DATA -
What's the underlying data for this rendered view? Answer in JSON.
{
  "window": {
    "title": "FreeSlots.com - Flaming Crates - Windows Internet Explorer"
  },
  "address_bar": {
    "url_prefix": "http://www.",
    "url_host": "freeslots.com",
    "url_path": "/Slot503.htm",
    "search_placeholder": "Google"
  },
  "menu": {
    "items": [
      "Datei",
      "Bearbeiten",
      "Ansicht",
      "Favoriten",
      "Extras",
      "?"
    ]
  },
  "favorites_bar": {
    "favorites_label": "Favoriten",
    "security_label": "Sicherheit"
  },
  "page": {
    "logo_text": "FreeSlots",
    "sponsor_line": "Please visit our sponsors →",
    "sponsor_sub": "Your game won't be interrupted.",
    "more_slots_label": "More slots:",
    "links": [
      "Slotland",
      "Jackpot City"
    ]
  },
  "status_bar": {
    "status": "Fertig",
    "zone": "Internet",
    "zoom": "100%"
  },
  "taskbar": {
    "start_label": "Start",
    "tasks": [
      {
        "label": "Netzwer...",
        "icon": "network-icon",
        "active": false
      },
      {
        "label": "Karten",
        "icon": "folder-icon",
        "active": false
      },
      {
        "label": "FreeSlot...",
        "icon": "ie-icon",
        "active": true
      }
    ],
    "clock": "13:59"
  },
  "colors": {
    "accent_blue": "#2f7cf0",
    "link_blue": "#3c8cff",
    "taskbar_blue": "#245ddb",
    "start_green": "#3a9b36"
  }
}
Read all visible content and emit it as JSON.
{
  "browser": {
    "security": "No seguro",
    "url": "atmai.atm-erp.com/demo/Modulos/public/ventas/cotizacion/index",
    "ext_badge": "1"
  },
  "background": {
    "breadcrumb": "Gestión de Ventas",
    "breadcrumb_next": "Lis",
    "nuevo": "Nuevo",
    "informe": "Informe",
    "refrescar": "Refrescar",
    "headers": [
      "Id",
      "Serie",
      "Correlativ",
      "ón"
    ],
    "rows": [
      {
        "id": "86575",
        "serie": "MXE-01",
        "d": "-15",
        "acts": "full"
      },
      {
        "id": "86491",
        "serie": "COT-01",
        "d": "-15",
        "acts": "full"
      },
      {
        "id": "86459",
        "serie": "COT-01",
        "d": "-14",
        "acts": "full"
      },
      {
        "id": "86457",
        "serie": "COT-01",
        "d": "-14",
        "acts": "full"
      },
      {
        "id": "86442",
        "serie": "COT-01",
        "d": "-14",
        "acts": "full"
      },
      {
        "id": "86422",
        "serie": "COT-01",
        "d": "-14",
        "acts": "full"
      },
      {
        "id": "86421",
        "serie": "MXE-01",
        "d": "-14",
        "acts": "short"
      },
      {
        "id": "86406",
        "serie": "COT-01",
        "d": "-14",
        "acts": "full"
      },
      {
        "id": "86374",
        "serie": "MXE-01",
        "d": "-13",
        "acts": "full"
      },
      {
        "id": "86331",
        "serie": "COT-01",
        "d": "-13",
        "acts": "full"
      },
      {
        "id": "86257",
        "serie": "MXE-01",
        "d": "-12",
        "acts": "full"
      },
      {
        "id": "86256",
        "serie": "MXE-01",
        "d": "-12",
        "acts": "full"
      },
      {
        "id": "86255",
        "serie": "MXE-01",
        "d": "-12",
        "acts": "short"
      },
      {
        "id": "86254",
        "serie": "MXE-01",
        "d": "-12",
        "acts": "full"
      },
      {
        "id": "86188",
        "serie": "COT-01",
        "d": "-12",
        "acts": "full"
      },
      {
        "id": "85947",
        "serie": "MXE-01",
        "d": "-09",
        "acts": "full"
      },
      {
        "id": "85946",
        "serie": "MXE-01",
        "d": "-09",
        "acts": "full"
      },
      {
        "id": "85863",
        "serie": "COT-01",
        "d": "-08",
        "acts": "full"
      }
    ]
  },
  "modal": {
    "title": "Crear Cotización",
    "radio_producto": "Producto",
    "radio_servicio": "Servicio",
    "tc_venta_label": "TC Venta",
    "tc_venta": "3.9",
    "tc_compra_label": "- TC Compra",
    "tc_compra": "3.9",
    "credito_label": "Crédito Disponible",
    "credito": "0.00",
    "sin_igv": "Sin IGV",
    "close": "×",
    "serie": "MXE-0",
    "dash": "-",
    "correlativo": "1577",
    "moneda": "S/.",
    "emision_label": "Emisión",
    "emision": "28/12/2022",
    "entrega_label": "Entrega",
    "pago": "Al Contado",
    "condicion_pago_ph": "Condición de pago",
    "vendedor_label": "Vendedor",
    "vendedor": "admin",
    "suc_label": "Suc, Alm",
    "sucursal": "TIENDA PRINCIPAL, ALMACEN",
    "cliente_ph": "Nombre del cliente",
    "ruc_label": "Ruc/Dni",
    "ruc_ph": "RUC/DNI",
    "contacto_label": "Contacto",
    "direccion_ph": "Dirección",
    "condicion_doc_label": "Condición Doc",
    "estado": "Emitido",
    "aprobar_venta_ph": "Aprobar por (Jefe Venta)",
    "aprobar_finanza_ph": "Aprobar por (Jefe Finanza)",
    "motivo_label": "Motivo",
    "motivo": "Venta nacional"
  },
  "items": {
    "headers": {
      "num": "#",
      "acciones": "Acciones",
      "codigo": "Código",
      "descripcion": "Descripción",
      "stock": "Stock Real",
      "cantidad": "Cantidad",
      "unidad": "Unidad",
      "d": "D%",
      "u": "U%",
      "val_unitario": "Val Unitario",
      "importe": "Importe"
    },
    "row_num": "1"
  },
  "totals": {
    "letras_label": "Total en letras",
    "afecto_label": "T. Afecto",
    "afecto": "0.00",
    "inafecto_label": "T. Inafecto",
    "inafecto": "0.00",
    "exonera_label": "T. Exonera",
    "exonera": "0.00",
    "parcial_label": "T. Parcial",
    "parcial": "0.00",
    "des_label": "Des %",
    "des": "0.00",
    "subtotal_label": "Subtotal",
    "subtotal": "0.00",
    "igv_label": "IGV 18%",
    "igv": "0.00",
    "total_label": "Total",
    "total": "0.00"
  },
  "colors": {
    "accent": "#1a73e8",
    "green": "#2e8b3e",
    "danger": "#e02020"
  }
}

GOAL OF THE EXERCISE - Write out every entry again, keeping each line exactly the same.

EXPECTED ANSWER -
What's the underlying data for this rendered view? Answer in JSON.
{
  "window": {
    "title": "FreeSlots.com - Flaming Crates - Windows Internet Explorer"
  },
  "address_bar": {
    "url_prefix": "http://www.",
    "url_host": "freeslots.com",
    "url_path": "/Slot503.htm",
    "search_placeholder": "Google"
  },
  "menu": {
    "items": [
      "Datei",
      "Bearbeiten",
      "Ansicht",
      "Favoriten",
      "Extras",
      "?"
    ]
  },
  "favorites_bar": {
    "favorites_label": "Favoriten",
    "security_label": "Sicherheit"
  },
  "page": {
    "logo_text": "FreeSlots",
    "sponsor_line": "Please visit our sponsors →",
    "sponsor_sub": "Your game won't be interrupted.",
    "more_slots_label": "More slots:",
    "links": [
      "Slotland",
      "Jackpot City"
    ]
  },
  "status_bar": {
    "status": "Fertig",
    "zone": "Internet",
    "zoom": "100%"
  },
  "taskbar": {
    "start_label": "Start",
    "tasks": [
      {
        "label": "Netzwer...",
        "icon": "network-icon",
        "active": false
      },
      {
        "label": "Karten",
        "icon": "folder-icon",
        "active": false
      },
      {
        "label": "FreeSlot...",
        "icon": "ie-icon",
        "active": true
      }
    ],
    "clock": "13:59"
  },
  "colors": {
    "accent_blue": "#2f7cf0",
    "link_blue": "#3c8cff",
    "taskbar_blue": "#245ddb",
    "start_green": "#3a9b36"
  }
}
Read all visible content and emit it as JSON.
{
  "browser": {
    "security": "No seguro",
    "url": "atmai.atm-erp.com/demo/Modulos/public/ventas/cotizacion/index",
    "ext_badge": "1"
  },
  "background": {
    "breadcrumb": "Gestión de Ventas",
    "breadcrumb_next": "Lis",
    "nuevo": "Nuevo",
    "informe": "Informe",
    "refrescar": "Refrescar",
    "headers": [
      "Id",
      "Serie",
      "Correlativ",
      "ón"
    ],
    "rows": [
      {
        "id": "86575",
        "serie": "MXE-01",
        "d": "-15",
        "acts": "full"
      },
      {
        "id": "86491",
        "serie": "COT-01",
        "d": "-15",
        "acts": "full"
      },
      {
        "id": "86459",
        "serie": "COT-01",
        "d": "-14",
        "acts": "full"
      },
      {
        "id": "86457",
        "serie": "COT-01",
        "d": "-14",
        "acts": "full"
      },
      {
        "id": "86442",
        "serie": "COT-01",
        "d": "-14",
        "acts": "full"
      },
      {
        "id": "86422",
        "serie": "COT-01",
        "d": "-14",
        "acts": "full"
      },
      {
        "id": "86421",
        "serie": "MXE-01",
        "d": "-14",
        "acts": "short"
      },
      {
        "id": "86406",
        "serie": "COT-01",
        "d": "-14",
        "acts": "full"
      },
      {
        "id": "86374",
        "serie": "MXE-01",
        "d": "-13",
        "acts": "full"
      },
      {
        "id": "86331",
        "serie": "COT-01",
        "d": "-13",
        "acts": "full"
      },
      {
        "id": "86257",
        "serie": "MXE-01",
        "d": "-12",
        "acts": "full"
      },
      {
        "id": "86256",
        "serie": "MXE-01",
        "d": "-12",
        "acts": "full"
      },
      {
        "id": "86255",
        "serie": "MXE-01",
        "d": "-12",
        "acts": "short"
      },
      {
        "id": "86254",
        "serie": "MXE-01",
        "d": "-12",
        "acts": "full"
      },
      {
        "id": "86188",
        "serie": "COT-01",
        "d": "-12",
        "acts": "full"
      },
      {
        "id": "85947",
        "serie": "MXE-01",
        "d": "-09",
        "acts": "full"
      },
      {
        "id": "85946",
        "serie": "MXE-01",
        "d": "-09",
        "acts": "full"
      },
      {
        "id": "85863",
        "serie": "COT-01",
        "d": "-08",
        "acts": "full"
      }
    ]
  },
  "modal": {
    "title": "Crear Cotización",
    "radio_producto": "Producto",
    "radio_servicio": "Servicio",
    "tc_venta_label": "TC Venta",
    "tc_venta": "3.9",
    "tc_compra_label": "- TC Compra",
    "tc_compra": "3.9",
    "credito_label": "Crédito Disponible",
    "credito": "0.00",
    "sin_igv": "Sin IGV",
    "close": "×",
    "serie": "MXE-0",
    "dash": "-",
    "correlativo": "1577",
    "moneda": "S/.",
    "emision_label": "Emisión",
    "emision": "28/12/2022",
    "entrega_label": "Entrega",
    "pago": "Al Contado",
    "condicion_pago_ph": "Condición de pago",
    "vendedor_label": "Vendedor",
    "vendedor": "admin",
    "suc_label": "Suc, Alm",
    "sucursal": "TIENDA PRINCIPAL, ALMACEN",
    "cliente_ph": "Nombre del cliente",
    "ruc_label": "Ruc/Dni",
    "ruc_ph": "RUC/DNI",
    "contacto_label": "Contacto",
    "direccion_ph": "Dirección",
    "condicion_doc_label": "Condición Doc",
    "estado": "Emitido",
    "aprobar_venta_ph": "Aprobar por (Jefe Venta)",
    "aprobar_finanza_ph": "Aprobar por (Jefe Finanza)",
    "motivo_label": "Motivo",
    "motivo": "Venta nacional"
  },
  "items": {
    "headers": {
      "num": "#",
      "acciones": "Acciones",
      "codigo": "Código",
      "descripcion": "Descripción",
      "stock": "Stock Real",
      "cantidad": "Cantidad",
      "unidad": "Unidad",
      "d": "D%",
      "u": "U%",
      "val_unitario": "Val Unitario",
      "importe": "Importe"
    },
    "row_num": "1"
  },
  "totals": {
    "letras_label": "Total en letras",
    "afecto_label": "T. Afecto",
    "afecto": "0.00",
    "inafecto_label": "T. Inafecto",
    "inafecto": "0.00",
    "exonera_label": "T. Exonera",
    "exonera": "0.00",
    "parcial_label": "T. Parcial",
    "parcial": "0.00",
    "des_label": "Des %",
    "des": "0.00",
    "subtotal_label": "Subtotal",
    "subtotal": "0.00",
    "igv_label": "IGV 18%",
    "igv": "0.00",
    "total_label": "Total",
    "total": "0.00"
  },
  "colors": {
    "accent": "#1a73e8",
    "green": "#2e8b3e",
    "danger": "#e02020"
  }
}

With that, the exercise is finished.